-- MATERIAL TO PROCESS start --

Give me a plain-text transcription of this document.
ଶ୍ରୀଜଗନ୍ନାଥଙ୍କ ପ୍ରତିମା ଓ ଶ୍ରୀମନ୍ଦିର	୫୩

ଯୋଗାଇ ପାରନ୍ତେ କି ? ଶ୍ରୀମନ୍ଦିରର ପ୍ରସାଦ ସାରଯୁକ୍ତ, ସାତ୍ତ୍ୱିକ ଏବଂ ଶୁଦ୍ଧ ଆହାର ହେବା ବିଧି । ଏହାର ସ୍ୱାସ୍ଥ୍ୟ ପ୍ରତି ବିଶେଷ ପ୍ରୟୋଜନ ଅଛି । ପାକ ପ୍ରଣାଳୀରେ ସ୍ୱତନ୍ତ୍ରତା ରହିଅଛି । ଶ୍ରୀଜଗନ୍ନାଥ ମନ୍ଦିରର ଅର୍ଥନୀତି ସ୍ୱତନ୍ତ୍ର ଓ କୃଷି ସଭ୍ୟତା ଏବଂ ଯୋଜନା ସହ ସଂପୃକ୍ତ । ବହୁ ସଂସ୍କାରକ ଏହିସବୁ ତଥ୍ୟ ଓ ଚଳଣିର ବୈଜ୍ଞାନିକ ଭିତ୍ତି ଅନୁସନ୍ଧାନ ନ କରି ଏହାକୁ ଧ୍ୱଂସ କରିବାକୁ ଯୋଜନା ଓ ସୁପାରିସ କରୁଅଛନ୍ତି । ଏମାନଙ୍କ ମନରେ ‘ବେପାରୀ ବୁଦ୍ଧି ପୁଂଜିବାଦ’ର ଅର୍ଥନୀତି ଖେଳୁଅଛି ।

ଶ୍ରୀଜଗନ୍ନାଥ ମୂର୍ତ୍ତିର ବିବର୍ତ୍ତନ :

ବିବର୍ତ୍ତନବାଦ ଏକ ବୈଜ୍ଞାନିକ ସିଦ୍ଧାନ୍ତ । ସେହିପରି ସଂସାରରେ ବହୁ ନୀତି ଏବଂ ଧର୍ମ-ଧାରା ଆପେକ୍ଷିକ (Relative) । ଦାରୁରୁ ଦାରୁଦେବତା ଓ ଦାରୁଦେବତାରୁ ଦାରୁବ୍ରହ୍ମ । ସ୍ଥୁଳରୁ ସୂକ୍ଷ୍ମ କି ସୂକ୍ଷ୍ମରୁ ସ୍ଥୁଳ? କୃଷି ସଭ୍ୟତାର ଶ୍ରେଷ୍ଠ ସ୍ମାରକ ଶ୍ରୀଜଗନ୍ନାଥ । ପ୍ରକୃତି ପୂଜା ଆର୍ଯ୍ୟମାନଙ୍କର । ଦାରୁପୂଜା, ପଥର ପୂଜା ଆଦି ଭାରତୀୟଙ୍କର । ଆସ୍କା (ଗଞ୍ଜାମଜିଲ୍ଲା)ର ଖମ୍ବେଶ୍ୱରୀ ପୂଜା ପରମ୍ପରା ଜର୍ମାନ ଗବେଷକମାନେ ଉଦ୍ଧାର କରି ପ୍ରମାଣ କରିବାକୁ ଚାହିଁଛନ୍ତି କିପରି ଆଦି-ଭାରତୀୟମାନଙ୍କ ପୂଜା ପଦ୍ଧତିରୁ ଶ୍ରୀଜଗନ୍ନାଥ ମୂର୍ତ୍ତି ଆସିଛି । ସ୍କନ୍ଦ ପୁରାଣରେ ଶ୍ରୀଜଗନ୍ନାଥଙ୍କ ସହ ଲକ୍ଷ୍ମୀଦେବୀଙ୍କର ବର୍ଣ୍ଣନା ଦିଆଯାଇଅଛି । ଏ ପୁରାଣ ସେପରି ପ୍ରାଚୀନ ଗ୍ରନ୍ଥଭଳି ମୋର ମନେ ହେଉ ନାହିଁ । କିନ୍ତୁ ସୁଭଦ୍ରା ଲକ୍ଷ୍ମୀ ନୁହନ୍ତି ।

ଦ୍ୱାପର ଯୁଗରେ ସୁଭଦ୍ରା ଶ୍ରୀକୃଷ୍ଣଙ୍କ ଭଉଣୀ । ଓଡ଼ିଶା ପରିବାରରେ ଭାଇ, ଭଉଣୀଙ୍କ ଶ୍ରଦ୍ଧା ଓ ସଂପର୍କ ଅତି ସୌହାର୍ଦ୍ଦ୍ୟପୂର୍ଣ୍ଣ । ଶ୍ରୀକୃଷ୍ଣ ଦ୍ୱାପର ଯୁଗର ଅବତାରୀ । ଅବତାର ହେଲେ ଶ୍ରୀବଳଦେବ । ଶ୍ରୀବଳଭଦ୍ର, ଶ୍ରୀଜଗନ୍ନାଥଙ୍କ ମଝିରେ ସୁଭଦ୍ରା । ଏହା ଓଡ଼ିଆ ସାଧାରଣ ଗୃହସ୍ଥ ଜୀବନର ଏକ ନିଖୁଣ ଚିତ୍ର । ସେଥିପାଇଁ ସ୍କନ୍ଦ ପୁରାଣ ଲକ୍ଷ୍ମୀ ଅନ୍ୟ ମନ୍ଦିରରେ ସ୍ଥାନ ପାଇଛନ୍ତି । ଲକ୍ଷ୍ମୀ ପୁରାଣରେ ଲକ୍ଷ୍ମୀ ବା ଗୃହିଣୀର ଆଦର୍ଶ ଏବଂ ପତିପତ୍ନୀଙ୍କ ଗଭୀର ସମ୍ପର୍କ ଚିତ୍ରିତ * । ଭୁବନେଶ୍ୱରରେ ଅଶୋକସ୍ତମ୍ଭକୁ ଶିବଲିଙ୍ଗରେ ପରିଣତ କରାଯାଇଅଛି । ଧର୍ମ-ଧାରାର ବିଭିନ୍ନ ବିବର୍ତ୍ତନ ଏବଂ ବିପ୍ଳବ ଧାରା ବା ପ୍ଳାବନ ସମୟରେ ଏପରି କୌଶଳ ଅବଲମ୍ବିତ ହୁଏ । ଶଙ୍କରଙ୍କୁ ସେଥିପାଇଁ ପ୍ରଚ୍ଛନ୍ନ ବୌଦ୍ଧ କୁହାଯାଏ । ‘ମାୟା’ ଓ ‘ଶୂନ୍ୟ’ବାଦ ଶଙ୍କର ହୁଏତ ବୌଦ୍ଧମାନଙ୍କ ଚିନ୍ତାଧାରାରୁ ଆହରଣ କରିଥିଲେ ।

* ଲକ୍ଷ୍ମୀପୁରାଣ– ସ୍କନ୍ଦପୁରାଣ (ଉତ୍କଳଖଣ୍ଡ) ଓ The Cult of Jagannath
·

-- MATERIAL TO PROCESS end --

_WHAT IS NEEDED_.
Return all of the entries exactly as they were supplied.

_OUTPUT BELOW_.
Give me a plain-text transcription of this document.
ଶ୍ରୀଜଗନ୍ନାଥଙ୍କ ପ୍ରତିମା ଓ ଶ୍ରୀମନ୍ଦିର	୫୩

ଯୋଗାଇ ପାରନ୍ତେ କି ? ଶ୍ରୀମନ୍ଦିରର ପ୍ରସାଦ ସାରଯୁକ୍ତ, ସାତ୍ତ୍ୱିକ ଏବଂ ଶୁଦ୍ଧ ଆହାର ହେବା ବିଧି । ଏହାର ସ୍ୱାସ୍ଥ୍ୟ ପ୍ରତି ବିଶେଷ ପ୍ରୟୋଜନ ଅଛି । ପାକ ପ୍ରଣାଳୀରେ ସ୍ୱତନ୍ତ୍ରତା ରହିଅଛି । ଶ୍ରୀଜଗନ୍ନାଥ ମନ୍ଦିରର ଅର୍ଥନୀତି ସ୍ୱତନ୍ତ୍ର ଓ କୃଷି ସଭ୍ୟତା ଏବଂ ଯୋଜନା ସହ ସଂପୃକ୍ତ । ବହୁ ସଂସ୍କାରକ ଏହିସବୁ ତଥ୍ୟ ଓ ଚଳଣିର ବୈଜ୍ଞାନିକ ଭିତ୍ତି ଅନୁସନ୍ଧାନ ନ କରି ଏହାକୁ ଧ୍ୱଂସ କରିବାକୁ ଯୋଜନା ଓ ସୁପାରିସ କରୁଅଛନ୍ତି । ଏମାନଙ୍କ ମନରେ ‘ବେପାରୀ ବୁଦ୍ଧି ପୁଂଜିବାଦ’ର ଅର୍ଥନୀତି ଖେଳୁଅଛି ।

ଶ୍ରୀଜଗନ୍ନାଥ ମୂର୍ତ୍ତିର ବିବର୍ତ୍ତନ :

ବିବର୍ତ୍ତନବାଦ ଏକ ବୈଜ୍ଞାନିକ ସିଦ୍ଧାନ୍ତ । ସେହିପରି ସଂସାରରେ ବହୁ ନୀତି ଏବଂ ଧର୍ମ-ଧାରା ଆପେକ୍ଷିକ (Relative) । ଦାରୁରୁ ଦାରୁଦେବତା ଓ ଦାରୁଦେବତାରୁ ଦାରୁବ୍ରହ୍ମ । ସ୍ଥୁଳରୁ ସୂକ୍ଷ୍ମ କି ସୂକ୍ଷ୍ମରୁ ସ୍ଥୁଳ? କୃଷି ସଭ୍ୟତାର ଶ୍ରେଷ୍ଠ ସ୍ମାରକ ଶ୍ରୀଜଗନ୍ନାଥ । ପ୍ରକୃତି ପୂଜା ଆର୍ଯ୍ୟମାନଙ୍କର । ଦାରୁପୂଜା, ପଥର ପୂଜା ଆଦି ଭାରତୀୟଙ୍କର । ଆସ୍କା (ଗଞ୍ଜାମଜିଲ୍ଲା)ର ଖମ୍ବେଶ୍ୱରୀ ପୂଜା ପରମ୍ପରା ଜର୍ମାନ ଗବେଷକମାନେ ଉଦ୍ଧାର କରି ପ୍ରମାଣ କରିବାକୁ ଚାହିଁଛନ୍ତି କିପରି ଆଦି-ଭାରତୀୟମାନଙ୍କ ପୂଜା ପଦ୍ଧତିରୁ ଶ୍ରୀଜଗନ୍ନାଥ ମୂର୍ତ୍ତି ଆସିଛି । ସ୍କନ୍ଦ ପୁରାଣରେ ଶ୍ରୀଜଗନ୍ନାଥଙ୍କ ସହ ଲକ୍ଷ୍ମୀଦେବୀଙ୍କର ବର୍ଣ୍ଣନା ଦିଆଯାଇଅଛି । ଏ ପୁରାଣ ସେପରି ପ୍ରାଚୀନ ଗ୍ରନ୍ଥଭଳି ମୋର ମନେ ହେଉ ନାହିଁ । କିନ୍ତୁ ସୁଭଦ୍ରା ଲକ୍ଷ୍ମୀ ନୁହନ୍ତି ।

ଦ୍ୱାପର ଯୁଗରେ ସୁଭଦ୍ରା ଶ୍ରୀକୃଷ୍ଣଙ୍କ ଭଉଣୀ । ଓଡ଼ିଶା ପରିବାରରେ ଭାଇ, ଭଉଣୀଙ୍କ ଶ୍ରଦ୍ଧା ଓ ସଂପର୍କ ଅତି ସୌହାର୍ଦ୍ଦ୍ୟପୂର୍ଣ୍ଣ । ଶ୍ରୀକୃଷ୍ଣ ଦ୍ୱାପର ଯୁଗର ଅବତାରୀ । ଅବତାର ହେଲେ ଶ୍ରୀବଳଦେବ । ଶ୍ରୀବଳଭଦ୍ର, ଶ୍ରୀଜଗନ୍ନାଥଙ୍କ ମଝିରେ ସୁଭଦ୍ରା । ଏହା ଓଡ଼ିଆ ସାଧାରଣ ଗୃହସ୍ଥ ଜୀବନର ଏକ ନିଖୁଣ ଚିତ୍ର । ସେଥିପାଇଁ ସ୍କନ୍ଦ ପୁରାଣ ଲକ୍ଷ୍ମୀ ଅନ୍ୟ ମନ୍ଦିରରେ ସ୍ଥାନ ପାଇଛନ୍ତି । ଲକ୍ଷ୍ମୀ ପୁରାଣରେ ଲକ୍ଷ୍ମୀ ବା ଗୃହିଣୀର ଆଦର୍ଶ ଏବଂ ପତିପତ୍ନୀଙ୍କ ଗଭୀର ସମ୍ପର୍କ ଚିତ୍ରିତ * । ଭୁବନେଶ୍ୱରରେ ଅଶୋକସ୍ତମ୍ଭକୁ ଶିବଲିଙ୍ଗରେ ପରିଣତ କରାଯାଇଅଛି । ଧର୍ମ-ଧାରାର ବିଭିନ୍ନ ବିବର୍ତ୍ତନ ଏବଂ ବିପ୍ଳବ ଧାରା ବା ପ୍ଳାବନ ସମୟରେ ଏପରି କୌଶଳ ଅବଲମ୍ବିତ ହୁଏ । ଶଙ୍କରଙ୍କୁ ସେଥିପାଇଁ ପ୍ରଚ୍ଛନ୍ନ ବୌଦ୍ଧ କୁହାଯାଏ । ‘ମାୟା’ ଓ ‘ଶୂନ୍ୟ’ବାଦ ଶଙ୍କର ହୁଏତ ବୌଦ୍ଧମାନଙ୍କ ଚିନ୍ତାଧାରାରୁ ଆହରଣ କରିଥିଲେ ।

* ଲକ୍ଷ୍ମୀପୁରାଣ– ସ୍କନ୍ଦପୁରାଣ (ଉତ୍କଳଖଣ୍ଡ) ଓ The Cult of Jagannath
·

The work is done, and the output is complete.